Copy each line with the word "name" in it.

Listing »
◆ ◆ ◆ ◆

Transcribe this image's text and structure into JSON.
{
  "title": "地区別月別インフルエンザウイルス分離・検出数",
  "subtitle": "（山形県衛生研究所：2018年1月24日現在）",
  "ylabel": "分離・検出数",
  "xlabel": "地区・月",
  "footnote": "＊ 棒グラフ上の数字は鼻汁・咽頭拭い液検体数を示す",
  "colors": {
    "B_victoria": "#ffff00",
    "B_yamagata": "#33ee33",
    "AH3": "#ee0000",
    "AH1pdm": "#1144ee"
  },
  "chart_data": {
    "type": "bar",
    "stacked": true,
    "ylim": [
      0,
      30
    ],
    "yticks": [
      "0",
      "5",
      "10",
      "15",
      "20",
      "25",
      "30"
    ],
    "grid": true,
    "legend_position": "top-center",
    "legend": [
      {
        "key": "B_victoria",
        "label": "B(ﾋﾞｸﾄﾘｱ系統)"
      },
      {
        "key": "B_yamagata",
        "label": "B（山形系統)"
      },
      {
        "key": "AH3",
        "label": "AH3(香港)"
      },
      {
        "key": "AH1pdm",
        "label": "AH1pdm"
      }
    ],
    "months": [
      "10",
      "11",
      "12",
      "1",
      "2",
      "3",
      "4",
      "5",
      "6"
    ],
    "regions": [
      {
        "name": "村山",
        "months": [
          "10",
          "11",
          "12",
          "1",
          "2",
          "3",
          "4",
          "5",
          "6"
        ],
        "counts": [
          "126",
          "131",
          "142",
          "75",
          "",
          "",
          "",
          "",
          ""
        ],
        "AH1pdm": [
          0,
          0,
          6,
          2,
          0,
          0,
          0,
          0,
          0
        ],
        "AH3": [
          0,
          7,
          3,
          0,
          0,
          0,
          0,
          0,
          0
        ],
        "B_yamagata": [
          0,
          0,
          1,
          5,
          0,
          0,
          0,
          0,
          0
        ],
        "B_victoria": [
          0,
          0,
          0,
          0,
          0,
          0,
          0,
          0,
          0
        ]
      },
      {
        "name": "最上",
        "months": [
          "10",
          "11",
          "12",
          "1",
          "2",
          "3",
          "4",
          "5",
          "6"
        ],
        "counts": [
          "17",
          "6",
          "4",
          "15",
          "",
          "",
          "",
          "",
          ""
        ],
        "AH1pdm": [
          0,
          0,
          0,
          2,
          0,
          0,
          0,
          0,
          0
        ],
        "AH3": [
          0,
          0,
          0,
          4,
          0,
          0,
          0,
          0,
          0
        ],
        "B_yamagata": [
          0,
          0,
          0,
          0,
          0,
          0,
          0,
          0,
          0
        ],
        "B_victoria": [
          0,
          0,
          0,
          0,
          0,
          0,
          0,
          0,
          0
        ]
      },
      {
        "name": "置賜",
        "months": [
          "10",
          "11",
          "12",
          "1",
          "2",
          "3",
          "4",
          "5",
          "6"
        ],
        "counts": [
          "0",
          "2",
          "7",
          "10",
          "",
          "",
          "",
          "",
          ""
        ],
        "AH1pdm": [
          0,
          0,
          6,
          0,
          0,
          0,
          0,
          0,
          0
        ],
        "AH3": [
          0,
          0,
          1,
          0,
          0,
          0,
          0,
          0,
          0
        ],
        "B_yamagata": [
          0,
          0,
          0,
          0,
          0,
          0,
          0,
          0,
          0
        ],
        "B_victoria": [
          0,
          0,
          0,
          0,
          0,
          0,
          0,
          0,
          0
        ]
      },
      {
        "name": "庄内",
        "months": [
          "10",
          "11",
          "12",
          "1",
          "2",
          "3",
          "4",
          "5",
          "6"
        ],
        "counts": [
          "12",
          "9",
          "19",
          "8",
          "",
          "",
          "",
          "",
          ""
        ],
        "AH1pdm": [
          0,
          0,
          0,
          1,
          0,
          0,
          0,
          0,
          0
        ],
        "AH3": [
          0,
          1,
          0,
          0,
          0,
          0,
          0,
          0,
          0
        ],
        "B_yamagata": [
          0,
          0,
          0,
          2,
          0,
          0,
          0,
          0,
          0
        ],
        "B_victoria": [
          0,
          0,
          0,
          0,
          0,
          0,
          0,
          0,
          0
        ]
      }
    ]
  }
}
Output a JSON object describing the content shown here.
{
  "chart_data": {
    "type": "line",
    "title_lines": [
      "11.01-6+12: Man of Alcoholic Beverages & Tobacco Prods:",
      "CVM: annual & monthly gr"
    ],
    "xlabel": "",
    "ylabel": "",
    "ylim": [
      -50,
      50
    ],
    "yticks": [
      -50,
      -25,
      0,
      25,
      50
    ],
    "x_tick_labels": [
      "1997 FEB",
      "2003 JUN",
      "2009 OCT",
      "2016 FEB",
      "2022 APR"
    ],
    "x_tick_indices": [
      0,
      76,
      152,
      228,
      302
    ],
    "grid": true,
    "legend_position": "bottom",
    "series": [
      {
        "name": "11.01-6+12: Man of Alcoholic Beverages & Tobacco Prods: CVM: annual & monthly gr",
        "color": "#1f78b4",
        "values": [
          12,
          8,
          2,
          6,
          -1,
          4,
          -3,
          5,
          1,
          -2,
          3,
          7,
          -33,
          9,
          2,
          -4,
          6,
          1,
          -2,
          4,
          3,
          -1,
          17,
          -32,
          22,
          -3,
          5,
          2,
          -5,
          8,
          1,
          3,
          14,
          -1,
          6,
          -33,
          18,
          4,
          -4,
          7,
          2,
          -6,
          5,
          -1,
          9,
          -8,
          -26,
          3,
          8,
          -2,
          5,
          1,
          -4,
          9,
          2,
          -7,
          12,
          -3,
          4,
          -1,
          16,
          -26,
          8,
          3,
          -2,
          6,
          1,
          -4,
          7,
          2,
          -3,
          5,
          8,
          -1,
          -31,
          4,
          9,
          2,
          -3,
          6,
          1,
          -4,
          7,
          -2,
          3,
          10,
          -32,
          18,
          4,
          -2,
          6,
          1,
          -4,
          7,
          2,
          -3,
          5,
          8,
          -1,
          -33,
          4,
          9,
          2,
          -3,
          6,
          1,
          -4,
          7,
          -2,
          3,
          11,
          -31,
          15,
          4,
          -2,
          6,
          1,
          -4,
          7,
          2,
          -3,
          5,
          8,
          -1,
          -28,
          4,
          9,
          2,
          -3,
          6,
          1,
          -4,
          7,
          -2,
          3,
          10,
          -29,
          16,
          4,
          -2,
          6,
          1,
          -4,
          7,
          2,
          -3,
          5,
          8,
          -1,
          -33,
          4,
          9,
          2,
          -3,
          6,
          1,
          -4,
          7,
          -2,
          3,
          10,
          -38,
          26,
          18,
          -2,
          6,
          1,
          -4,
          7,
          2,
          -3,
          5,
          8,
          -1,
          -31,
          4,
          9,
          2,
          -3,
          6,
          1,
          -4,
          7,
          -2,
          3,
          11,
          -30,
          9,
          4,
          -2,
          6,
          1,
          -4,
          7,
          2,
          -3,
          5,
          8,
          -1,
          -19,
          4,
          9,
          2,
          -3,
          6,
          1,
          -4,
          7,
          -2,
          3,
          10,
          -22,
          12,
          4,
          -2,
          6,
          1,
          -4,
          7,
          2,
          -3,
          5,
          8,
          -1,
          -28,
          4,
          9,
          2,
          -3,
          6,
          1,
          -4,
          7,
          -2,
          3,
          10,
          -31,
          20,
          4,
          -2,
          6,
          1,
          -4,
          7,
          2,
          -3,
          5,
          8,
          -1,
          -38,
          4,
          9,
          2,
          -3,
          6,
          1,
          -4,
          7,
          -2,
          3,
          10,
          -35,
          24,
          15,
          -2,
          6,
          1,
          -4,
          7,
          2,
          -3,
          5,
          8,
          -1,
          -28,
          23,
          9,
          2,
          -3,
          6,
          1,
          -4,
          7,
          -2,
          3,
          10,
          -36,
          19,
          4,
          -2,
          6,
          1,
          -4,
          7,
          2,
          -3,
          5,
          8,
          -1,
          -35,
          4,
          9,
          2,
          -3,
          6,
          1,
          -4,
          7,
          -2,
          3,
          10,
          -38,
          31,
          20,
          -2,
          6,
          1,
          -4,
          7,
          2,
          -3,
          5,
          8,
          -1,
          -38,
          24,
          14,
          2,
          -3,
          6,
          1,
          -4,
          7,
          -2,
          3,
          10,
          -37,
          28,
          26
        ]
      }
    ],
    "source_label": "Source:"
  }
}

◆ ◆ ◆ ◆

Answer to this problem »
        "name": "村山",
        "name": "最上",
        "name": "置賜",
        "name": "庄内",
        "name": "11.01-6+12: Man of Alcoholic Beverages & Tobacco Prods: CVM: annual & monthly gr",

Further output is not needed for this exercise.